(Items listed in a dataset)
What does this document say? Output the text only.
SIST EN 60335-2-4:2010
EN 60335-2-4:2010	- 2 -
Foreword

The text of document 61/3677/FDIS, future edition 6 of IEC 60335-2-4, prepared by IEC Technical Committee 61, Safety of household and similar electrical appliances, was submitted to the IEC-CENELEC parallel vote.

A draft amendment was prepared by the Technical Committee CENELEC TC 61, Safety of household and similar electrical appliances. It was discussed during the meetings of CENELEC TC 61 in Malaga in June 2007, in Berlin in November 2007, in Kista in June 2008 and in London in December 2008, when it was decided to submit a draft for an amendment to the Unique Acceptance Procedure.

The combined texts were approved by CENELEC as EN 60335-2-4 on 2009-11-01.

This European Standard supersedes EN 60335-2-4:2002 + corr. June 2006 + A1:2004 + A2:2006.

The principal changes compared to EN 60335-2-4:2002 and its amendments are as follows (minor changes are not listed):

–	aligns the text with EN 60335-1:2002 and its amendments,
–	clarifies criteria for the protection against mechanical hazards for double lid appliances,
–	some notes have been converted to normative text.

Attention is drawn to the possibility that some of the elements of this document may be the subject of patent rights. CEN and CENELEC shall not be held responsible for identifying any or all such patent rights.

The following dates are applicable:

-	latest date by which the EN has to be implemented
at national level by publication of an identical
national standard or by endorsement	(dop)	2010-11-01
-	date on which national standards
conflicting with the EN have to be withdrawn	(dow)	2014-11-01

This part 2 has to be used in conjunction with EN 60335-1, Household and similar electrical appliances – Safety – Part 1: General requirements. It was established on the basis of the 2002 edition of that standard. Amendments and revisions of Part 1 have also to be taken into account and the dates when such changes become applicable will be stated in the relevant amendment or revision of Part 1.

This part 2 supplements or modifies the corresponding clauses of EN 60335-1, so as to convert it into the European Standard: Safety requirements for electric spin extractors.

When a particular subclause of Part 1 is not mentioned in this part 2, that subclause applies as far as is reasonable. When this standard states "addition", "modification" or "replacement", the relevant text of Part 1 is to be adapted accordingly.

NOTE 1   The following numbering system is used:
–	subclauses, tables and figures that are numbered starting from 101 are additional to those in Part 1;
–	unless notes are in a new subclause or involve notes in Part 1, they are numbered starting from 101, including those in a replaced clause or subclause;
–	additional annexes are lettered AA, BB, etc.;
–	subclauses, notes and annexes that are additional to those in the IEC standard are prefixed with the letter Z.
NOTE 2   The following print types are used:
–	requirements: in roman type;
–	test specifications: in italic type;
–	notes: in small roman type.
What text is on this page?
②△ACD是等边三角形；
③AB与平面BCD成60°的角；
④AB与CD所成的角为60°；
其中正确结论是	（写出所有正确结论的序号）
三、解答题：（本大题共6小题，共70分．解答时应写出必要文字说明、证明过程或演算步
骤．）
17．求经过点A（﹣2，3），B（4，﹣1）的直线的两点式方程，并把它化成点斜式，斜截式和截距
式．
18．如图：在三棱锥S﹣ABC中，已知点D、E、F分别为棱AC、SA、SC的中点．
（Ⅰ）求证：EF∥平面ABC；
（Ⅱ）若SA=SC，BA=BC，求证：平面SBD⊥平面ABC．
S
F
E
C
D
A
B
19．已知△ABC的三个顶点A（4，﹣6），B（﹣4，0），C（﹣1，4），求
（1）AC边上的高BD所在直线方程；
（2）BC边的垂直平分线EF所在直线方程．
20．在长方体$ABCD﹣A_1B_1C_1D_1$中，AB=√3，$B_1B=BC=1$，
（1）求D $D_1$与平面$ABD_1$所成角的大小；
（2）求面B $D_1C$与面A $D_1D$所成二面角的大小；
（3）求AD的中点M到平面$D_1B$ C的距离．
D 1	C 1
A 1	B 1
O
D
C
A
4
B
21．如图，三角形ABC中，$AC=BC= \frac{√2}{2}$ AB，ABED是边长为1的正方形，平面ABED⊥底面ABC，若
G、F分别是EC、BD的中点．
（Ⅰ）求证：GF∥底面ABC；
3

> **DIRECTIVE**: Check each line of the records above for "dates", and copy those that have it.

> **EXERCISE OUTPUT**:
The following dates are applicable:
This part 2 has to be used in conjunction with EN 60335-1, Household and similar electrical appliances – Safety – Part 1: General requirements. It was established on the basis of the 2002 edition of that standard. Amendments and revisions of Part 1 have also to be taken into account and the dates when such changes become applicable will be stated in the relevant amendment or revision of Part 1.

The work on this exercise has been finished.